= WRITTEN TASK =
Give the number of lines holding the string "wykorzystywania", and nothing else.

##### PROVIDED MATERIAL #####

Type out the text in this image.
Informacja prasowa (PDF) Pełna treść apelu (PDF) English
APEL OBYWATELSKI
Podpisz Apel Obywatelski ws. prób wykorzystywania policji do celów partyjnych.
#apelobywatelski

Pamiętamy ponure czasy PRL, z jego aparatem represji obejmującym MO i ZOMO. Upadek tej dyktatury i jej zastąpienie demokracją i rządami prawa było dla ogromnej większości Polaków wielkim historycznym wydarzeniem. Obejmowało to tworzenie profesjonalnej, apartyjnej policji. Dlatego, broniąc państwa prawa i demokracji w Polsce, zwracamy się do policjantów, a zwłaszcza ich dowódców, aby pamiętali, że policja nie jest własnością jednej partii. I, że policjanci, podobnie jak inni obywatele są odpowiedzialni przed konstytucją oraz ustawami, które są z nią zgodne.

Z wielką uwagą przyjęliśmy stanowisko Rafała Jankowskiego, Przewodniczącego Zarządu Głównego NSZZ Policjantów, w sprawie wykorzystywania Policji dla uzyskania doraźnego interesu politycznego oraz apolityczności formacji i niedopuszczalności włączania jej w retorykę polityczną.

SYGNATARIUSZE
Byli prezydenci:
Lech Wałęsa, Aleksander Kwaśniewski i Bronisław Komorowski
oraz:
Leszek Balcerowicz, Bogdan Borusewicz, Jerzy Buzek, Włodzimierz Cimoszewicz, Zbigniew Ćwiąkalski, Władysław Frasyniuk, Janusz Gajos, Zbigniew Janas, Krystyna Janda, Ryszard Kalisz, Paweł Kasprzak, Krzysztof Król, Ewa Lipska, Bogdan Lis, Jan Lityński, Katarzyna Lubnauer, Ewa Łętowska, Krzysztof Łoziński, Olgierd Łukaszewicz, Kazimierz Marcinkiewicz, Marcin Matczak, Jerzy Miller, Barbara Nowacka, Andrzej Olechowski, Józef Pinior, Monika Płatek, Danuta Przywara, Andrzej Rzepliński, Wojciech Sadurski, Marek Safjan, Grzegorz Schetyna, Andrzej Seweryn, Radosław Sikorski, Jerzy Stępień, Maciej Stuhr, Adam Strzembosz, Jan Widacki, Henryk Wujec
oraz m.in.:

#####

= CORRECT RESULT =
2